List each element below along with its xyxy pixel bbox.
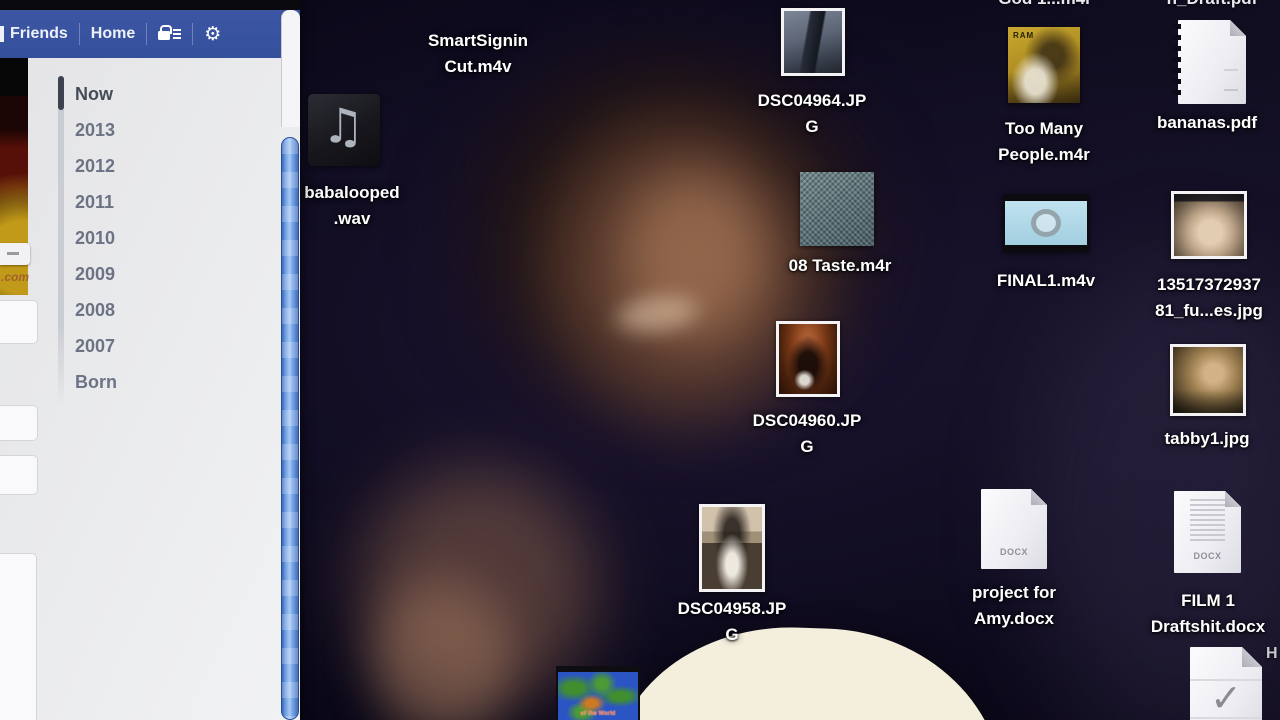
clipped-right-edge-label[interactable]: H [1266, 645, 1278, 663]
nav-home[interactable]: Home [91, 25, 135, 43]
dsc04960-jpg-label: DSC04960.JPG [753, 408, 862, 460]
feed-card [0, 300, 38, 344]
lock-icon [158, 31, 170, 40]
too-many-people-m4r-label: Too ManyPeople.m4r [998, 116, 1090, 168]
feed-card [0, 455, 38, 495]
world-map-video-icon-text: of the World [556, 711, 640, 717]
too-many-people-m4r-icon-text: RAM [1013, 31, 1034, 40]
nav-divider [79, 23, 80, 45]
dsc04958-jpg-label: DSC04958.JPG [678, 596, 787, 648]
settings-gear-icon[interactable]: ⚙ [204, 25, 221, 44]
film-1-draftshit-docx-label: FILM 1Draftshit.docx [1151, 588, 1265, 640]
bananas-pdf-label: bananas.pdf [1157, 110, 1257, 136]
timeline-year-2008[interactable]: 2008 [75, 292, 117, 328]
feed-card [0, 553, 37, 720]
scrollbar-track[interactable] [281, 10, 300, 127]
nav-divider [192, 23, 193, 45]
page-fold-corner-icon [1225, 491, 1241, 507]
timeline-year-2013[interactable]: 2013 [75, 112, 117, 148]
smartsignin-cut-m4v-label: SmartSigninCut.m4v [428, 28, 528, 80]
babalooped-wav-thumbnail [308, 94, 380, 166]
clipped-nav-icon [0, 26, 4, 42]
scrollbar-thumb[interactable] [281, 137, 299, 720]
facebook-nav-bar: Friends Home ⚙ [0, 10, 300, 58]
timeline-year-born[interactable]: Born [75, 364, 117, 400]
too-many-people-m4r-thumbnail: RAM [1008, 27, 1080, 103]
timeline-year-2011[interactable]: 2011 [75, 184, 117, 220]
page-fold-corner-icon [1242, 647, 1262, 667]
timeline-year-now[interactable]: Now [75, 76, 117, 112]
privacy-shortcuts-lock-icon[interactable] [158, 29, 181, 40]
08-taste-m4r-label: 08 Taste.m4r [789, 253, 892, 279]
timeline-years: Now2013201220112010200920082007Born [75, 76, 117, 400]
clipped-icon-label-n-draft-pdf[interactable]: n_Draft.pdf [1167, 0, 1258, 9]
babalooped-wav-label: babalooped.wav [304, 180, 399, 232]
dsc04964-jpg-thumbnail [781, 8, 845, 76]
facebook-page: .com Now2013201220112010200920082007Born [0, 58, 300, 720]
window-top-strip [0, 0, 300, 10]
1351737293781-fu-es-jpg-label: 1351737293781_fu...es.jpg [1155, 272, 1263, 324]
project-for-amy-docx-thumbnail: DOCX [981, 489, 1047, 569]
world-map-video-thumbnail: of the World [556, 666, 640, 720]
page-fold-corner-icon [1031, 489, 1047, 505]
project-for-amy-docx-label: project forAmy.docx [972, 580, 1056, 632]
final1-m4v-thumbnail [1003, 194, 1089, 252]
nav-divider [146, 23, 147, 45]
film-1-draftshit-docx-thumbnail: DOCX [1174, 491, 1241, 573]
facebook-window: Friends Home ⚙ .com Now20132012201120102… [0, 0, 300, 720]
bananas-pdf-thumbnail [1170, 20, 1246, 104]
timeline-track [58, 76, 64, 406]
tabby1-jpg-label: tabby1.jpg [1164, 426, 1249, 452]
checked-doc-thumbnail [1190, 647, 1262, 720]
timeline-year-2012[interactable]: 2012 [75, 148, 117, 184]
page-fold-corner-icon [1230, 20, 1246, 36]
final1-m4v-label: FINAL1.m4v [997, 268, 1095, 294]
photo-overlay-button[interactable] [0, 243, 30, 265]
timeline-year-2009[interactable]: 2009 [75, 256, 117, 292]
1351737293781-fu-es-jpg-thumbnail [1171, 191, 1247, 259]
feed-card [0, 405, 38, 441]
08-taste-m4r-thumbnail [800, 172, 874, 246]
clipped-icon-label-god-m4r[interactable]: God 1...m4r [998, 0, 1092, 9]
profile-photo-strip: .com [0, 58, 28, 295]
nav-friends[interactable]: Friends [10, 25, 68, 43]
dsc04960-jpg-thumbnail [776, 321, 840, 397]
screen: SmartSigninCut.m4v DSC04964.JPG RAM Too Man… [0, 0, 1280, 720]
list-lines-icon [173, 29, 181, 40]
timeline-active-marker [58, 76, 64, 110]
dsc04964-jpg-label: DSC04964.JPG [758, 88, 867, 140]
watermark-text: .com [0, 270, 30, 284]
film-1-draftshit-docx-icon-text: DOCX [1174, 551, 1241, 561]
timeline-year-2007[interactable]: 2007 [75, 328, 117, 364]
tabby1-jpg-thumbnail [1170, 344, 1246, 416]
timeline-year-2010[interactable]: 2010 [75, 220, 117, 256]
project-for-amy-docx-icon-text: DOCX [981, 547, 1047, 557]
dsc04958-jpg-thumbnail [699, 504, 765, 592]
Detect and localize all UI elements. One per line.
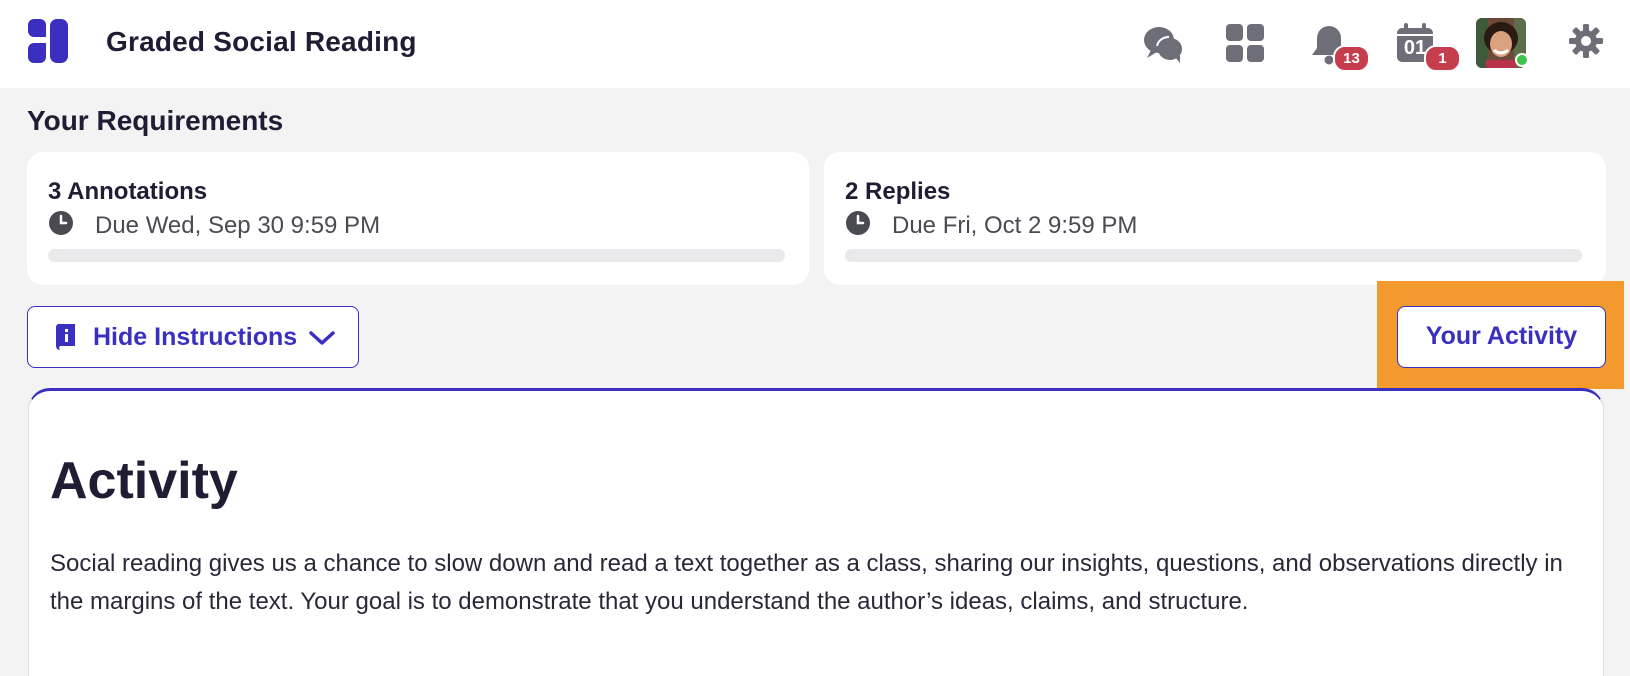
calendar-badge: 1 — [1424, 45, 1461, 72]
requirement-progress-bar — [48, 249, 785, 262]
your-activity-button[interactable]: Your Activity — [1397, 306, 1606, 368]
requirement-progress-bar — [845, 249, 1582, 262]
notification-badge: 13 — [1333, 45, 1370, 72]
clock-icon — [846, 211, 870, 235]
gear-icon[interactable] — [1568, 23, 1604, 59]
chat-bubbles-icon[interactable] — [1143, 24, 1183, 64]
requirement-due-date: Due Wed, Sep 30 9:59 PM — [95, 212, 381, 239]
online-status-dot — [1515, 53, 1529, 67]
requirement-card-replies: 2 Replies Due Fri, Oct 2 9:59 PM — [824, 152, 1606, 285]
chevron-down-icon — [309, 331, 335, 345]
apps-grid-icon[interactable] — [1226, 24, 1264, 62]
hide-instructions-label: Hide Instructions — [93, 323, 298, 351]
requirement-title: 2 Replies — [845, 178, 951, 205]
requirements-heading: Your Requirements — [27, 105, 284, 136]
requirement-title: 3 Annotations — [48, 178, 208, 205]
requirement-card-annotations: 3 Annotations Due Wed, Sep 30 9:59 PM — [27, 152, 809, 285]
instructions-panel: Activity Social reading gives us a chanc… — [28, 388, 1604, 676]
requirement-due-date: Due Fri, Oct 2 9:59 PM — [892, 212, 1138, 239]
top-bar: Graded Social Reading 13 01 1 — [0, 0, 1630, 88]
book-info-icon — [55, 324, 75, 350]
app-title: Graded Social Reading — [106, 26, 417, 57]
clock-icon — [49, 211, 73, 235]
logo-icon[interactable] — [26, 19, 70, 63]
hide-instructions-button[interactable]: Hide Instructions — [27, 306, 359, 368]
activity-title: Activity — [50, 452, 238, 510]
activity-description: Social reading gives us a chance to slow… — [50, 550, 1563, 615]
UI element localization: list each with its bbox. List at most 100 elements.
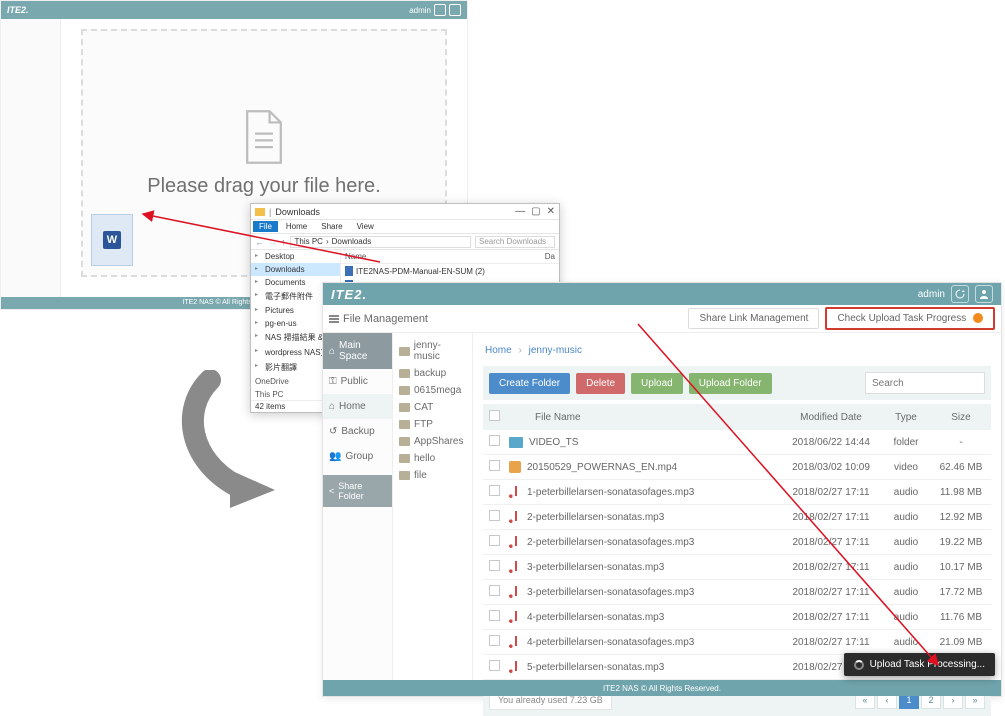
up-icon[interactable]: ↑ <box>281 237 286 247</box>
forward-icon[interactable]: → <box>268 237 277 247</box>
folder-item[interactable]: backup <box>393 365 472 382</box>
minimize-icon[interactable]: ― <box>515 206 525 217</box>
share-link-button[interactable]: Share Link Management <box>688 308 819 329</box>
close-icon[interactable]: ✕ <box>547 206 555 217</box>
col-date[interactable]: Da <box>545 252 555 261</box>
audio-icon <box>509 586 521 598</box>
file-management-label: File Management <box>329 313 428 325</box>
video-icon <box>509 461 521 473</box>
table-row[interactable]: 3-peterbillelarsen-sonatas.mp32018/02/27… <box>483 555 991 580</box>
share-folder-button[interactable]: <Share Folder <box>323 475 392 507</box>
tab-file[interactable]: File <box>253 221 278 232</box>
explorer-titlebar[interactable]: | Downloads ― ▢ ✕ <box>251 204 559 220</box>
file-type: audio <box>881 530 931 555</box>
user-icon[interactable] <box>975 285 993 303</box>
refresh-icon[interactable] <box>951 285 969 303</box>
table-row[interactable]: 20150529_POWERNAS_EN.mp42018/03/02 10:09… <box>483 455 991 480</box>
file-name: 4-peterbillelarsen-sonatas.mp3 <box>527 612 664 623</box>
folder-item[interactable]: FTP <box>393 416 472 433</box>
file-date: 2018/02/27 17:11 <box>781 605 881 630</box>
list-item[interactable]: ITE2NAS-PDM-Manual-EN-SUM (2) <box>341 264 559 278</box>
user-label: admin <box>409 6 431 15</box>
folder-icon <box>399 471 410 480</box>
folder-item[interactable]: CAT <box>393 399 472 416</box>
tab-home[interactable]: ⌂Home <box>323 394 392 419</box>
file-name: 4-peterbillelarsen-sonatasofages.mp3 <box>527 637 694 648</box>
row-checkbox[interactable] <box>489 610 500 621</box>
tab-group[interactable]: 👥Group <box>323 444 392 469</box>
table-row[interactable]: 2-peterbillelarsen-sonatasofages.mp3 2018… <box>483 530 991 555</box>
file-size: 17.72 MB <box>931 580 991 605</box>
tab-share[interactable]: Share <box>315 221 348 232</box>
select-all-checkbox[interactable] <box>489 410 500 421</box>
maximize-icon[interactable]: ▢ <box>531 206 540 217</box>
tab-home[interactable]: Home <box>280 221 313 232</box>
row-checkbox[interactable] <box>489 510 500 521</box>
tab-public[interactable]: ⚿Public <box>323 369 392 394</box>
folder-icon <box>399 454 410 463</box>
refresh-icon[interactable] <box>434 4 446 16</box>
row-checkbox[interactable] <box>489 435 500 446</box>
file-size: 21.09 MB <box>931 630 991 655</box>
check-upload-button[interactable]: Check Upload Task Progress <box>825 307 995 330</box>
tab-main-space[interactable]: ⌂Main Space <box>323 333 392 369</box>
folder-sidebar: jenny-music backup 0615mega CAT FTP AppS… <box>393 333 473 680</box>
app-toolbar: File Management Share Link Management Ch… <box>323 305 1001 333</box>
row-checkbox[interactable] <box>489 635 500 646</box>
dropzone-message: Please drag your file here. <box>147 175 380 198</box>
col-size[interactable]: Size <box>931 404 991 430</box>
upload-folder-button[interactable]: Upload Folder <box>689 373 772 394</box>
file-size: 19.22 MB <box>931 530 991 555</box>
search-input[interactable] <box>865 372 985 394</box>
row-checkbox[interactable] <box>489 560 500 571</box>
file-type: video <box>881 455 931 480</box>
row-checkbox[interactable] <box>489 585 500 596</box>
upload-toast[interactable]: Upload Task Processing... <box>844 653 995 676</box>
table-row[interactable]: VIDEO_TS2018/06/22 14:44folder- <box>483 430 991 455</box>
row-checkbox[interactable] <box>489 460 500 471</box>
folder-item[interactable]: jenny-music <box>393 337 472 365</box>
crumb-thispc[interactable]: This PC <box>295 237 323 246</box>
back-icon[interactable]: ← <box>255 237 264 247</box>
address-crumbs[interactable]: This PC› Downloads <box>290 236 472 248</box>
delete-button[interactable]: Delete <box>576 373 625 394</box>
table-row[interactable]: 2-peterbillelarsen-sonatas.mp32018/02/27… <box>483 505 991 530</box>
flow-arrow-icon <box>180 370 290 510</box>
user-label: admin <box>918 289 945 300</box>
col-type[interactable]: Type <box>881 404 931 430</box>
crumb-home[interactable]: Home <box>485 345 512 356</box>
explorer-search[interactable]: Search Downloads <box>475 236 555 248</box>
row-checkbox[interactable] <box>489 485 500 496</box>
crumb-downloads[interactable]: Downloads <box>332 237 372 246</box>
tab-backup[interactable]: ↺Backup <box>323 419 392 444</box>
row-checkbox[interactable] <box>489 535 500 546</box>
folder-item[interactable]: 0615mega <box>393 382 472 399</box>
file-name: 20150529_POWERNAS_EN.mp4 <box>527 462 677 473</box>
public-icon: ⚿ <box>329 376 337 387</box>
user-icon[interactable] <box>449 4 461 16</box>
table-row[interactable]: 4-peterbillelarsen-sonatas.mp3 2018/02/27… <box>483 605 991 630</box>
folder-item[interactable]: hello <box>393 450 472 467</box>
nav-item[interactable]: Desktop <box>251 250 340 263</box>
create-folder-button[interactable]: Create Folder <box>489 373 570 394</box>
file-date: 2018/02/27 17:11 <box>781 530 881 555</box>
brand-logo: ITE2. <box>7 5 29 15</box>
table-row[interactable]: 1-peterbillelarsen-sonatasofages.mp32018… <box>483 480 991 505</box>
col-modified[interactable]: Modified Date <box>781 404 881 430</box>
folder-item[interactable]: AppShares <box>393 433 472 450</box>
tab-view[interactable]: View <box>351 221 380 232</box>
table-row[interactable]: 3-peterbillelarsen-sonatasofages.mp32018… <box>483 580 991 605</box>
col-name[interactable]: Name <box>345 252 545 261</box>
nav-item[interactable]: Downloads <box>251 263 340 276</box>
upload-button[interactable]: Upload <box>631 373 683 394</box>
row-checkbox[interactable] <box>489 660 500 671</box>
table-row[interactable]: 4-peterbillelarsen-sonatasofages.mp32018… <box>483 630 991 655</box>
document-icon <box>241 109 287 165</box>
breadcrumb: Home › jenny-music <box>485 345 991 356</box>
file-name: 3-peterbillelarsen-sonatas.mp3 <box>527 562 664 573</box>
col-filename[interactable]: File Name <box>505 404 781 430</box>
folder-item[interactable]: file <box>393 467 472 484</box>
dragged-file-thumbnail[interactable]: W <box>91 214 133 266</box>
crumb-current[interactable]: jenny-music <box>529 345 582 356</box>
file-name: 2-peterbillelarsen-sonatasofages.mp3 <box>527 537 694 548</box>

=-=-=

(What to work on)
Reproduce the material from the line with "calendar-badge: 1 — [1424, 45, 1461, 72]" up to and including the line with "clock-icon — [49, 211, 73, 235]", updating every "requirement-title" to "requirement-name" and leaving all else unchanged. Return only those lines.

(Answer to the exercise)
calendar-badge: 1 — [1424, 45, 1461, 72]
requirement-progress-bar — [48, 249, 785, 262]
your-activity-button[interactable]: Your Activity — [1397, 306, 1606, 368]
requirement-progress-bar — [845, 249, 1582, 262]
notification-badge: 13 — [1333, 45, 1370, 72]
clock-icon — [846, 211, 870, 235]
gear-icon[interactable] — [1568, 23, 1604, 59]
chat-bubbles-icon[interactable] — [1143, 24, 1183, 64]
requirement-due-date: Due Wed, Sep 30 9:59 PM — [95, 212, 381, 239]
online-status-dot — [1515, 53, 1529, 67]
requirement-card-replies: 2 Replies Due Fri, Oct 2 9:59 PM — [824, 152, 1606, 285]
chevron-down-icon — [309, 331, 335, 345]
apps-grid-icon[interactable] — [1226, 24, 1264, 62]
hide-instructions-label: Hide Instructions — [93, 323, 298, 351]
requirement-name: 2 Replies — [845, 178, 951, 205]
requirements-heading: Your Requirements — [27, 105, 284, 136]
requirement-name: 3 Annotations — [48, 178, 208, 205]
requirement-card-annotations: 3 Annotations Due Wed, Sep 30 9:59 PM — [27, 152, 809, 285]
instructions-panel: Activity Social reading gives us a chanc… — [28, 388, 1604, 676]
requirement-due-date: Due Fri, Oct 2 9:59 PM — [892, 212, 1138, 239]
top-bar: Graded Social Reading 13 01 1 — [0, 0, 1630, 88]
book-info-icon — [55, 324, 75, 350]
app-title: Graded Social Reading — [106, 26, 417, 57]
clock-icon — [49, 211, 73, 235]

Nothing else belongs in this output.